━━━━━ Given entries ━━━━━

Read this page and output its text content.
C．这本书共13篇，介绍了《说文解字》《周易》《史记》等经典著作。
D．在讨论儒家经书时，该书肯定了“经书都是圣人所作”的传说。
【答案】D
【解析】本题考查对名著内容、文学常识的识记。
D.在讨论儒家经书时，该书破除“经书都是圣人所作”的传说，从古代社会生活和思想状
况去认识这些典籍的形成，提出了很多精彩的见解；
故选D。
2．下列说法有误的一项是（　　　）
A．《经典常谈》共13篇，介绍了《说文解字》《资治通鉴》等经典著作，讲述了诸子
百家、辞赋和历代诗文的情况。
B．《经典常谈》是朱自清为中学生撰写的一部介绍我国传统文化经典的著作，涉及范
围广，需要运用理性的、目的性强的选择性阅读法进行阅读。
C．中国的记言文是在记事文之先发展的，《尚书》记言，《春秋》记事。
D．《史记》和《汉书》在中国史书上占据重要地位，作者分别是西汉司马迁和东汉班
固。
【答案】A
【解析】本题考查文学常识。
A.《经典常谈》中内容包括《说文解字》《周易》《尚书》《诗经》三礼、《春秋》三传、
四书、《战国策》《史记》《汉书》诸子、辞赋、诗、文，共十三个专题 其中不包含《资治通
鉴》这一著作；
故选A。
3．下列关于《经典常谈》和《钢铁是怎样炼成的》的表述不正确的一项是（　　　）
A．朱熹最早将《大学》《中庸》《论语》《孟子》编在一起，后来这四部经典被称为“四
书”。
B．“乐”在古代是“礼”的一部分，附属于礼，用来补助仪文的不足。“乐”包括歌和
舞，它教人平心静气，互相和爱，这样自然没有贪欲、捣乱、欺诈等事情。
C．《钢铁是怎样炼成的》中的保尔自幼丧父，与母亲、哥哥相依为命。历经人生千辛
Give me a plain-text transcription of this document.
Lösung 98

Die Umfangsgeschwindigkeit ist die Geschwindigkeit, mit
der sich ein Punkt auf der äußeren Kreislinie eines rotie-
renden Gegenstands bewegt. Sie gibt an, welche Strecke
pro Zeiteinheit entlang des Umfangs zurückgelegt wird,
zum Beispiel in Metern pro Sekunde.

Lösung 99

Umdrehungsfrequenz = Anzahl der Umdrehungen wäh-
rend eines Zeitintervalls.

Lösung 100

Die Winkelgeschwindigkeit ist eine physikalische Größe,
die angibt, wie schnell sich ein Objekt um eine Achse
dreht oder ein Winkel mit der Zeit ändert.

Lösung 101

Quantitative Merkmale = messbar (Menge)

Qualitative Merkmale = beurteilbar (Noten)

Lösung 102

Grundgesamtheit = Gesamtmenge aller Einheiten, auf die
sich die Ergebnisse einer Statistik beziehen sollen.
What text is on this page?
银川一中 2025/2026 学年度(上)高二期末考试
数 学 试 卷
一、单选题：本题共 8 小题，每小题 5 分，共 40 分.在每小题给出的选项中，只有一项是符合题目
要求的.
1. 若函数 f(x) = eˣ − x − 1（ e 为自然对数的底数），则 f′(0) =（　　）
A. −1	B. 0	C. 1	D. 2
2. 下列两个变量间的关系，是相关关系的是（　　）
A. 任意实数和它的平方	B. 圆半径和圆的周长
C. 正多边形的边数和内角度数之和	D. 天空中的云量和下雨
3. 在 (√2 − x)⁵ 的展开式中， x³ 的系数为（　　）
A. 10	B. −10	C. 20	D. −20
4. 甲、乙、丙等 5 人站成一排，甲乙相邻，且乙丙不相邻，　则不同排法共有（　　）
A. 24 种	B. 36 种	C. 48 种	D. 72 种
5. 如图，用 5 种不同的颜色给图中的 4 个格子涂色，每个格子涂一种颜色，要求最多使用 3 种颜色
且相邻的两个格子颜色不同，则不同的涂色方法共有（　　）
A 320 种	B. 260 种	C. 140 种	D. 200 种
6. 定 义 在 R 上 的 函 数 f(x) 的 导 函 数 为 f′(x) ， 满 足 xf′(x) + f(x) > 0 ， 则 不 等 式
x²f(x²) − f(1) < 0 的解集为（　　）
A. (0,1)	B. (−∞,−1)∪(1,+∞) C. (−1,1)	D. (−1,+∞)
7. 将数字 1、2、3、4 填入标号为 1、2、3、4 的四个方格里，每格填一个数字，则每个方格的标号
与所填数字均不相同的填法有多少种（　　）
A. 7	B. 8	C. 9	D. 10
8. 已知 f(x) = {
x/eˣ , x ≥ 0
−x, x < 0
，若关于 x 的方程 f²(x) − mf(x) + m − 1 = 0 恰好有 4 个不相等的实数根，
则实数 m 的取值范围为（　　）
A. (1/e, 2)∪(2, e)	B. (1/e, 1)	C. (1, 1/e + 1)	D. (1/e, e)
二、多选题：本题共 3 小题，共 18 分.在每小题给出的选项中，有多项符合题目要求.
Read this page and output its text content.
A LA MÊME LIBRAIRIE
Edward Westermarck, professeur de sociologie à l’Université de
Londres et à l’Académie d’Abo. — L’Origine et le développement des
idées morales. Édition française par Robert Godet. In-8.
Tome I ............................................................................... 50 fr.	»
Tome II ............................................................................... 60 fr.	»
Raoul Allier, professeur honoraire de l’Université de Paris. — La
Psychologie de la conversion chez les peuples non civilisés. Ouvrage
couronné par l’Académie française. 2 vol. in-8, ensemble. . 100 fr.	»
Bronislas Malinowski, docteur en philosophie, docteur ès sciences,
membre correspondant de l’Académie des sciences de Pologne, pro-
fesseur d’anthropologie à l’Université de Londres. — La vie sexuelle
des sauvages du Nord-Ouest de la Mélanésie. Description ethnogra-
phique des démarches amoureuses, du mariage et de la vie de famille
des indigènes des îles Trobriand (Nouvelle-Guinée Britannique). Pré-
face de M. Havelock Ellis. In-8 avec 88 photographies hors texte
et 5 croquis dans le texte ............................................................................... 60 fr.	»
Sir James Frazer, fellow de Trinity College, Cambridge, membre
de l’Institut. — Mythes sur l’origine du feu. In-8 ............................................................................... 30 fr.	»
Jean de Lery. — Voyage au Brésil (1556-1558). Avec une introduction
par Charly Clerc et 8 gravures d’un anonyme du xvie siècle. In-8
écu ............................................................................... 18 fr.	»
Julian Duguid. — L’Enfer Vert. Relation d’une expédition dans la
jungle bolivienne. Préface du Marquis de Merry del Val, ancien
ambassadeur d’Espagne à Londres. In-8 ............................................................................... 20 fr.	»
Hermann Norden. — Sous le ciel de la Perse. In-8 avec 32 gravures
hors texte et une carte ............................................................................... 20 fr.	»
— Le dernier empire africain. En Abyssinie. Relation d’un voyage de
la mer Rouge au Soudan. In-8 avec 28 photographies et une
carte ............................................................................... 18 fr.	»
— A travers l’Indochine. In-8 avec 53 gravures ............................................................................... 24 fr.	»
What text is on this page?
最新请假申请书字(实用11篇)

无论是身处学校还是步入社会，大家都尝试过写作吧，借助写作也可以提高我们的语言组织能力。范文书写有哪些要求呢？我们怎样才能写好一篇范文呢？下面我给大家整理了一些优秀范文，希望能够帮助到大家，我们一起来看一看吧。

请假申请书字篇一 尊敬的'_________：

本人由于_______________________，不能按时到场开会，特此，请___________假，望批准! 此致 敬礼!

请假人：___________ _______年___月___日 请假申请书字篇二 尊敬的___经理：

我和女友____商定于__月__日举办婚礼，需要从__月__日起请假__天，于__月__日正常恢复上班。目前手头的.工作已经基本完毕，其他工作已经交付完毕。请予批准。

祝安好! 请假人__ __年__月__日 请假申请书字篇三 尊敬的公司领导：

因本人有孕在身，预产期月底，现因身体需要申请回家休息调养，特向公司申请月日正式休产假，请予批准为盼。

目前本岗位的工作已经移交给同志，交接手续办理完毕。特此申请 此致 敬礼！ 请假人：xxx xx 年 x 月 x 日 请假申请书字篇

━━━━━

What the exercise asks » List all lines holding the string "经典常谈".

Output for this task »
A．《经典常谈》共13篇，介绍了《说文解字》《资治通鉴》等经典著作，讲述了诸子
B．《经典常谈》是朱自清为中学生撰写的一部介绍我国传统文化经典的著作，涉及范
A.《经典常谈》中内容包括《说文解字》《周易》《尚书》《诗经》三礼、《春秋》三传、
3．下列关于《经典常谈》和《钢铁是怎样炼成的》的表述不正确的一项是（　　　）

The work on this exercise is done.